■ **Extracted records**
______________________________
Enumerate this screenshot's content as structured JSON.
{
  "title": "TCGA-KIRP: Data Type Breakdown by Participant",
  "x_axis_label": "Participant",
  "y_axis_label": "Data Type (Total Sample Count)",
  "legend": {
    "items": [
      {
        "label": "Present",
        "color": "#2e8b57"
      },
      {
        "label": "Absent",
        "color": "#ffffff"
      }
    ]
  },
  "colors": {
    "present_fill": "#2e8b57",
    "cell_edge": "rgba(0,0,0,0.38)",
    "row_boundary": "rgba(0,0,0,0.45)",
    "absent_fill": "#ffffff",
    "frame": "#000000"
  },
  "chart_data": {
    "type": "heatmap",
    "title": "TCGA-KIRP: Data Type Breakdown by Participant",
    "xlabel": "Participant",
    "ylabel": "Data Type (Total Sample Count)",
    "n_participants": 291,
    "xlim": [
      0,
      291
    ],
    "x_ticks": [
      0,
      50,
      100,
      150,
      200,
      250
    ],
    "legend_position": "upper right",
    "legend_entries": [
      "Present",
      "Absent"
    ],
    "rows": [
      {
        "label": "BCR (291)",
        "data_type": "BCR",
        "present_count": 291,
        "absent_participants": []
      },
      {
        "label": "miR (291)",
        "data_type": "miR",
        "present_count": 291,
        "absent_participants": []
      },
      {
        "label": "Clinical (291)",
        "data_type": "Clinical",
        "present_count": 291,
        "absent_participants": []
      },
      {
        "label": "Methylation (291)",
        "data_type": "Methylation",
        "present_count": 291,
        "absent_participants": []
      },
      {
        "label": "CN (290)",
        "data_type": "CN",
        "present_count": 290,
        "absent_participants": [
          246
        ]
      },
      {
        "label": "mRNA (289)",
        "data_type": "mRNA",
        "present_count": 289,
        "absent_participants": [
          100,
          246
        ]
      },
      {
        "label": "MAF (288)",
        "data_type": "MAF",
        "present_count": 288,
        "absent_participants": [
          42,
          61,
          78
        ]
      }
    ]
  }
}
______________________________
■ **Exercise details**
The material above needs to be reproduced exactly as written.

■ **Response below**
Enumerate this screenshot's content as structured JSON.
{
  "title": "TCGA-KIRP: Data Type Breakdown by Participant",
  "x_axis_label": "Participant",
  "y_axis_label": "Data Type (Total Sample Count)",
  "legend": {
    "items": [
      {
        "label": "Present",
        "color": "#2e8b57"
      },
      {
        "label": "Absent",
        "color": "#ffffff"
      }
    ]
  },
  "colors": {
    "present_fill": "#2e8b57",
    "cell_edge": "rgba(0,0,0,0.38)",
    "row_boundary": "rgba(0,0,0,0.45)",
    "absent_fill": "#ffffff",
    "frame": "#000000"
  },
  "chart_data": {
    "type": "heatmap",
    "title": "TCGA-KIRP: Data Type Breakdown by Participant",
    "xlabel": "Participant",
    "ylabel": "Data Type (Total Sample Count)",
    "n_participants": 291,
    "xlim": [
      0,
      291
    ],
    "x_ticks": [
      0,
      50,
      100,
      150,
      200,
      250
    ],
    "legend_position": "upper right",
    "legend_entries": [
      "Present",
      "Absent"
    ],
    "rows": [
      {
        "label": "BCR (291)",
        "data_type": "BCR",
        "present_count": 291,
        "absent_participants": []
      },
      {
        "label": "miR (291)",
        "data_type": "miR",
        "present_count": 291,
        "absent_participants": []
      },
      {
        "label": "Clinical (291)",
        "data_type": "Clinical",
        "present_count": 291,
        "absent_participants": []
      },
      {
        "label": "Methylation (291)",
        "data_type": "Methylation",
        "present_count": 291,
        "absent_participants": []
      },
      {
        "label": "CN (290)",
        "data_type": "CN",
        "present_count": 290,
        "absent_participants": [
          246
        ]
      },
      {
        "label": "mRNA (289)",
        "data_type": "mRNA",
        "present_count": 289,
        "absent_participants": [
          100,
          246
        ]
      },
      {
        "label": "MAF (288)",
        "data_type": "MAF",
        "present_count": 288,
        "absent_participants": [
          42,
          61,
          78
        ]
      }
    ]
  }
}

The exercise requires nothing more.